Short problem
The entries below are to be transcribed in full, without their images.
--- Start Dataset records ---
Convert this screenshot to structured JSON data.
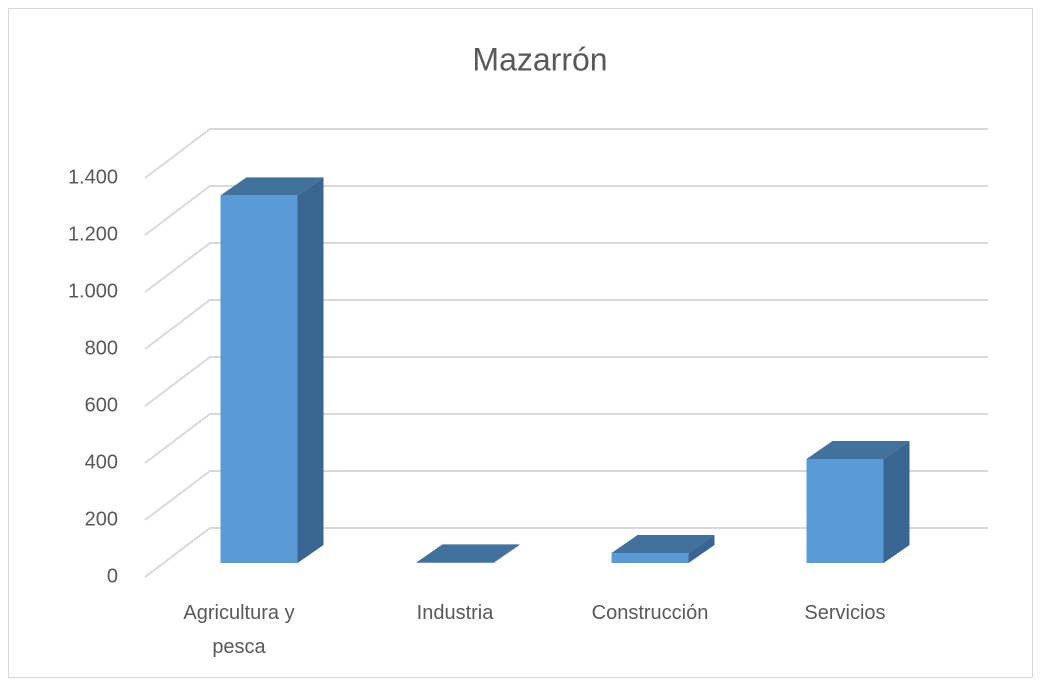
{
  "chart_data": {
    "type": "bar3d",
    "title": "Mazarrón",
    "categories": [
      "Agricultura y pesca",
      "Industria",
      "Construcción",
      "Servicios"
    ],
    "values": [
      1290,
      2,
      35,
      365
    ],
    "color": "#5b9bd5",
    "ylim": [
      0,
      1400
    ],
    "yticks": [
      0,
      200,
      400,
      600,
      800,
      {
        "value": 1000,
        "label": "1.000"
      },
      {
        "value": 1200,
        "label": "1.200"
      },
      {
        "value": 1400,
        "label": "1.400"
      }
    ],
    "grid": true
  }
}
--- End Dataset records ---
Solution to the problem
Convert this screenshot to structured JSON data.
{
  "chart_data": {
    "type": "bar3d",
    "title": "Mazarrón",
    "categories": [
      "Agricultura y pesca",
      "Industria",
      "Construcción",
      "Servicios"
    ],
    "values": [
      1290,
      2,
      35,
      365
    ],
    "color": "#5b9bd5",
    "ylim": [
      0,
      1400
    ],
    "yticks": [
      0,
      200,
      400,
      600,
      800,
      {
        "value": 1000,
        "label": "1.000"
      },
      {
        "value": 1200,
        "label": "1.200"
      },
      {
        "value": 1400,
        "label": "1.400"
      }
    ],
    "grid": true
  }
}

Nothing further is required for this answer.